— BEGIN —

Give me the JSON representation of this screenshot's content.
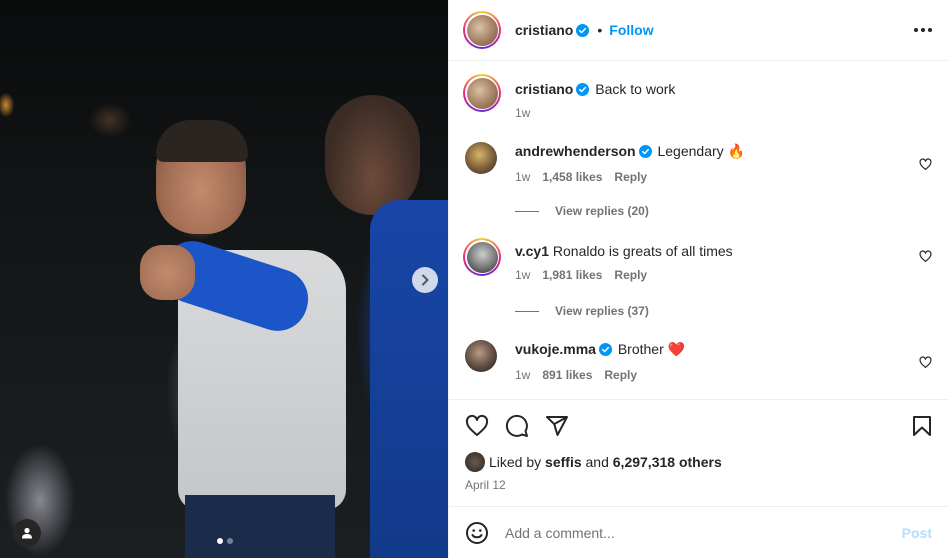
{
  "post": {
    "author": "cristiano",
    "follow_label": "Follow",
    "separator": "•",
    "caption": "Back to work",
    "caption_age": "1w"
  },
  "comments": [
    {
      "user": "andrewhenderson",
      "text": "Legendary",
      "emoji": "🔥",
      "age": "1w",
      "likes": "1,458 likes",
      "reply": "Reply",
      "replies": "View replies (20)"
    },
    {
      "user": "v.cy1",
      "text": "Ronaldo is greats of all times",
      "age": "1w",
      "likes": "1,981 likes",
      "reply": "Reply",
      "replies": "View replies (37)"
    },
    {
      "user": "vukoje.mma",
      "text": "Brother",
      "emoji": "❤️",
      "age": "1w",
      "likes": "891 likes",
      "reply": "Reply"
    }
  ],
  "likes": {
    "prefix": "Liked by",
    "user": "seffis",
    "and": "and",
    "count": "6,297,318 others"
  },
  "date": "April 12",
  "composer": {
    "placeholder": "Add a comment...",
    "post_label": "Post"
  },
  "carousel": {
    "total": 2,
    "current": 1
  },
  "colors": {
    "accent": "#0095f6",
    "verified": "#0095f6",
    "text": "#262626",
    "muted": "#737373"
  }
}
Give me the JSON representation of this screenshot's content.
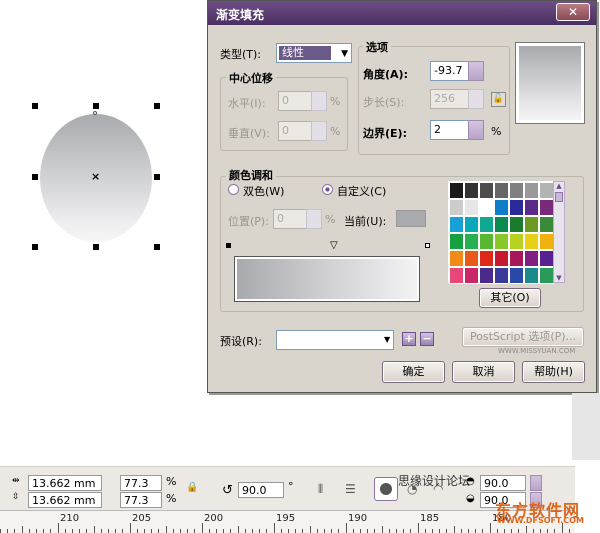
{
  "dialog": {
    "title": "渐变填充",
    "close_label": "✕",
    "type_label": "类型(T):",
    "type_value": "线性",
    "options_label": "选项",
    "center_offset_label": "中心位移",
    "horizontal_label": "水平(I):",
    "horizontal_value": "0",
    "vertical_label": "垂直(V):",
    "vertical_value": "0",
    "angle_label": "角度(A):",
    "angle_value": "-93.7",
    "steps_label": "步长(S):",
    "steps_value": "256",
    "edge_label": "边界(E):",
    "edge_value": "2",
    "percent": "%",
    "color_blend_label": "颜色调和",
    "two_color_label": "双色(W)",
    "custom_label": "自定义(C)",
    "position_label": "位置(P):",
    "position_value": "0",
    "current_label": "当前(U):",
    "other_button": "其它(O)",
    "preset_label": "预设(R):",
    "preset_value": "",
    "postscript_button": "PostScript 选项(P)...",
    "ok_button": "确定",
    "cancel_button": "取消",
    "help_button": "帮助(H)",
    "watermark_text": "WWW.MISSYUAN.COM",
    "colors": {
      "palette": [
        [
          "#1a1a1a",
          "#333333",
          "#4d4d4d",
          "#666666",
          "#808080",
          "#999999",
          "#b3b3b3"
        ],
        [
          "#cccccc",
          "#e6e6e6",
          "#ffffff",
          "#0e7ec8",
          "#2a2a9a",
          "#5a2a8a",
          "#7a2a7a"
        ],
        [
          "#1aa0d8",
          "#0aa8b8",
          "#10a890",
          "#0a8a50",
          "#1a7a30",
          "#6a9a20",
          "#3a8a3a"
        ],
        [
          "#18a040",
          "#28b050",
          "#58b830",
          "#88c828",
          "#b8d020",
          "#e8d018",
          "#f0b010"
        ],
        [
          "#f08a18",
          "#e85a18",
          "#e02818",
          "#c81830",
          "#a81858",
          "#802080",
          "#5a2090"
        ],
        [
          "#e84878",
          "#c82868",
          "#4a2a8a",
          "#3a3a9a",
          "#2a4aaa",
          "#1a8a8a",
          "#2a9a5a"
        ]
      ]
    }
  },
  "toolbar": {
    "width_value": "13.662 mm",
    "height_value": "13.662 mm",
    "scale_x": "77.3",
    "scale_y": "77.3",
    "percent": "%",
    "rotation_value": "90.0",
    "degree": "°",
    "forum_text": "思缘设计论坛",
    "skew_top": "90.0",
    "skew_bottom": "90.0"
  },
  "ruler": {
    "labels": [
      "210",
      "205",
      "200",
      "195",
      "190",
      "185",
      "180"
    ]
  },
  "site_watermark": {
    "title": "东方软件网",
    "url": "WWW.DFSOFT.COM"
  }
}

— END —

> _SHORT TASK_:
Check each line in the listing above for the string "user", then report how many lines contain it, with no other text.

> _OUTPUT OF THE EXERCISE_:
4